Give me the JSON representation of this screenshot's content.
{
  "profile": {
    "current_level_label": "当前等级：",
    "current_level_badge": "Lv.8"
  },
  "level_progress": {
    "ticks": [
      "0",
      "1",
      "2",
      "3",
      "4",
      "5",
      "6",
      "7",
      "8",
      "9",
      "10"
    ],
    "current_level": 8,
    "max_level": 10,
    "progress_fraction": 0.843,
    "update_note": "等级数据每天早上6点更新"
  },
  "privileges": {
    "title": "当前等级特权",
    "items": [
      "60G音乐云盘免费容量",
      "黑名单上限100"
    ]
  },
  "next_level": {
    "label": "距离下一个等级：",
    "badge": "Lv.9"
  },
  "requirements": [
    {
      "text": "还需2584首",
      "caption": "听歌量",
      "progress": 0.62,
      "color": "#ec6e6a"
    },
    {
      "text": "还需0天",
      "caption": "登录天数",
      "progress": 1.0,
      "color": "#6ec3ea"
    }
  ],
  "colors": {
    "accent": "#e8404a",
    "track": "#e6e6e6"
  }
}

******************************

### [Your instructions]
All entries shown above should be printed again exactly.

### [Reply to the exercise]
Give me the JSON representation of this screenshot's content.
{
  "profile": {
    "current_level_label": "当前等级：",
    "current_level_badge": "Lv.8"
  },
  "level_progress": {
    "ticks": [
      "0",
      "1",
      "2",
      "3",
      "4",
      "5",
      "6",
      "7",
      "8",
      "9",
      "10"
    ],
    "current_level": 8,
    "max_level": 10,
    "progress_fraction": 0.843,
    "update_note": "等级数据每天早上6点更新"
  },
  "privileges": {
    "title": "当前等级特权",
    "items": [
      "60G音乐云盘免费容量",
      "黑名单上限100"
    ]
  },
  "next_level": {
    "label": "距离下一个等级：",
    "badge": "Lv.9"
  },
  "requirements": [
    {
      "text": "还需2584首",
      "caption": "听歌量",
      "progress": 0.62,
      "color": "#ec6e6a"
    },
    {
      "text": "还需0天",
      "caption": "登录天数",
      "progress": 1.0,
      "color": "#6ec3ea"
    }
  ],
  "colors": {
    "accent": "#e8404a",
    "track": "#e6e6e6"
  }
}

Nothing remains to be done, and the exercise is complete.